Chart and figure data
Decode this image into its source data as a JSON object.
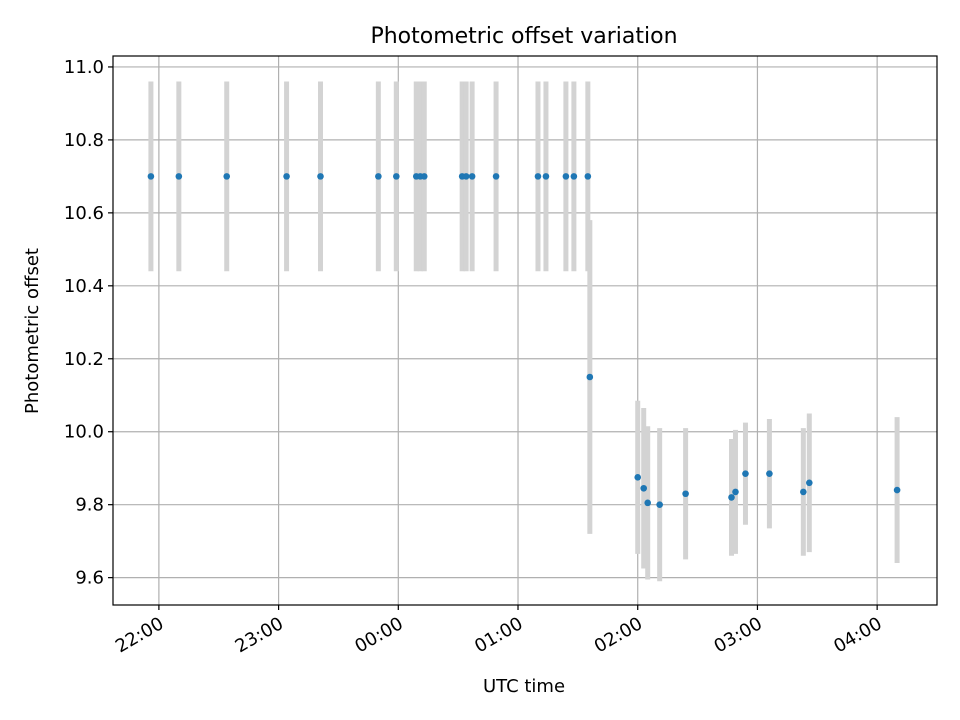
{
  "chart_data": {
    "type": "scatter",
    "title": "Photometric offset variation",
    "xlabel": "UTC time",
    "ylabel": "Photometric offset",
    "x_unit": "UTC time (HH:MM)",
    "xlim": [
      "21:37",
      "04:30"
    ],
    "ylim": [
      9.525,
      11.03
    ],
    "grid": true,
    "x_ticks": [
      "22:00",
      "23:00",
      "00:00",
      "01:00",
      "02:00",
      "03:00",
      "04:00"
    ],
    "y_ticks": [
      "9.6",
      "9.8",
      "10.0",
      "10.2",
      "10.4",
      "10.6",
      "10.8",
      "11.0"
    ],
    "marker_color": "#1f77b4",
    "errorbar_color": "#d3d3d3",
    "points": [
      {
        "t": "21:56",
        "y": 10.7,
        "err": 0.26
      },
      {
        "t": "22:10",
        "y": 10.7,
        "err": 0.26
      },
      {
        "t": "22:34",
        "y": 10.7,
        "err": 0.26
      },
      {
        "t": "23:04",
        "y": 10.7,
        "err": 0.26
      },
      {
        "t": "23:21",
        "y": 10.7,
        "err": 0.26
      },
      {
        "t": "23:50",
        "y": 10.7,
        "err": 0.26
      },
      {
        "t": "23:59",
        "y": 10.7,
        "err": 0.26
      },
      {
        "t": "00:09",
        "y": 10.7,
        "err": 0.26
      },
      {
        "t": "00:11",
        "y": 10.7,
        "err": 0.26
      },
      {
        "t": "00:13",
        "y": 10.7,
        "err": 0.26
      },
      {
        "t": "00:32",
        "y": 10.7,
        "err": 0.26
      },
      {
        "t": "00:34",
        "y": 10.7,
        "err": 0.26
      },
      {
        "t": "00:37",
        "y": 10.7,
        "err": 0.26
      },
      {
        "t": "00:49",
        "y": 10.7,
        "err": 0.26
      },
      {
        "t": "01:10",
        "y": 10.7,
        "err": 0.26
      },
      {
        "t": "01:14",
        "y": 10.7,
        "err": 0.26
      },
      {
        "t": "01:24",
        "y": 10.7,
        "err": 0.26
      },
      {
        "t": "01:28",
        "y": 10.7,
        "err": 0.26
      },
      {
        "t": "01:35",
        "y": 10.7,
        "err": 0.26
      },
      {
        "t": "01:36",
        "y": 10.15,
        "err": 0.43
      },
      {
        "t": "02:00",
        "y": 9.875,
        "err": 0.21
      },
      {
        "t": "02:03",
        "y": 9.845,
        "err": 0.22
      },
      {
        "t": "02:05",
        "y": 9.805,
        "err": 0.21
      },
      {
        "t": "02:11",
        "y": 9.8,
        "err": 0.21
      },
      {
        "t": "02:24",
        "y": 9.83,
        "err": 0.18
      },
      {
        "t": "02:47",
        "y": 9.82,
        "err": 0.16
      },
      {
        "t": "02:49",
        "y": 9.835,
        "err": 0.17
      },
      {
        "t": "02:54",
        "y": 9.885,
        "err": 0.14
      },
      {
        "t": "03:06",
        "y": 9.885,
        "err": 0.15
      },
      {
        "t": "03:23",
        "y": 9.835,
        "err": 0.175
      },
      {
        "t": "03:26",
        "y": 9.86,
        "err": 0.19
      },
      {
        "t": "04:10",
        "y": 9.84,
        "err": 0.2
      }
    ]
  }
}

> Goal of the exercise: Retype the data above exactly; pictures are not part of the copy.

> Result:
Decode this image into its source data as a JSON object.
{
  "chart_data": {
    "type": "scatter",
    "title": "Photometric offset variation",
    "xlabel": "UTC time",
    "ylabel": "Photometric offset",
    "x_unit": "UTC time (HH:MM)",
    "xlim": [
      "21:37",
      "04:30"
    ],
    "ylim": [
      9.525,
      11.03
    ],
    "grid": true,
    "x_ticks": [
      "22:00",
      "23:00",
      "00:00",
      "01:00",
      "02:00",
      "03:00",
      "04:00"
    ],
    "y_ticks": [
      "9.6",
      "9.8",
      "10.0",
      "10.2",
      "10.4",
      "10.6",
      "10.8",
      "11.0"
    ],
    "marker_color": "#1f77b4",
    "errorbar_color": "#d3d3d3",
    "points": [
      {
        "t": "21:56",
        "y": 10.7,
        "err": 0.26
      },
      {
        "t": "22:10",
        "y": 10.7,
        "err": 0.26
      },
      {
        "t": "22:34",
        "y": 10.7,
        "err": 0.26
      },
      {
        "t": "23:04",
        "y": 10.7,
        "err": 0.26
      },
      {
        "t": "23:21",
        "y": 10.7,
        "err": 0.26
      },
      {
        "t": "23:50",
        "y": 10.7,
        "err": 0.26
      },
      {
        "t": "23:59",
        "y": 10.7,
        "err": 0.26
      },
      {
        "t": "00:09",
        "y": 10.7,
        "err": 0.26
      },
      {
        "t": "00:11",
        "y": 10.7,
        "err": 0.26
      },
      {
        "t": "00:13",
        "y": 10.7,
        "err": 0.26
      },
      {
        "t": "00:32",
        "y": 10.7,
        "err": 0.26
      },
      {
        "t": "00:34",
        "y": 10.7,
        "err": 0.26
      },
      {
        "t": "00:37",
        "y": 10.7,
        "err": 0.26
      },
      {
        "t": "00:49",
        "y": 10.7,
        "err": 0.26
      },
      {
        "t": "01:10",
        "y": 10.7,
        "err": 0.26
      },
      {
        "t": "01:14",
        "y": 10.7,
        "err": 0.26
      },
      {
        "t": "01:24",
        "y": 10.7,
        "err": 0.26
      },
      {
        "t": "01:28",
        "y": 10.7,
        "err": 0.26
      },
      {
        "t": "01:35",
        "y": 10.7,
        "err": 0.26
      },
      {
        "t": "01:36",
        "y": 10.15,
        "err": 0.43
      },
      {
        "t": "02:00",
        "y": 9.875,
        "err": 0.21
      },
      {
        "t": "02:03",
        "y": 9.845,
        "err": 0.22
      },
      {
        "t": "02:05",
        "y": 9.805,
        "err": 0.21
      },
      {
        "t": "02:11",
        "y": 9.8,
        "err": 0.21
      },
      {
        "t": "02:24",
        "y": 9.83,
        "err": 0.18
      },
      {
        "t": "02:47",
        "y": 9.82,
        "err": 0.16
      },
      {
        "t": "02:49",
        "y": 9.835,
        "err": 0.17
      },
      {
        "t": "02:54",
        "y": 9.885,
        "err": 0.14
      },
      {
        "t": "03:06",
        "y": 9.885,
        "err": 0.15
      },
      {
        "t": "03:23",
        "y": 9.835,
        "err": 0.175
      },
      {
        "t": "03:26",
        "y": 9.86,
        "err": 0.19
      },
      {
        "t": "04:10",
        "y": 9.84,
        "err": 0.2
      }
    ]
  }
}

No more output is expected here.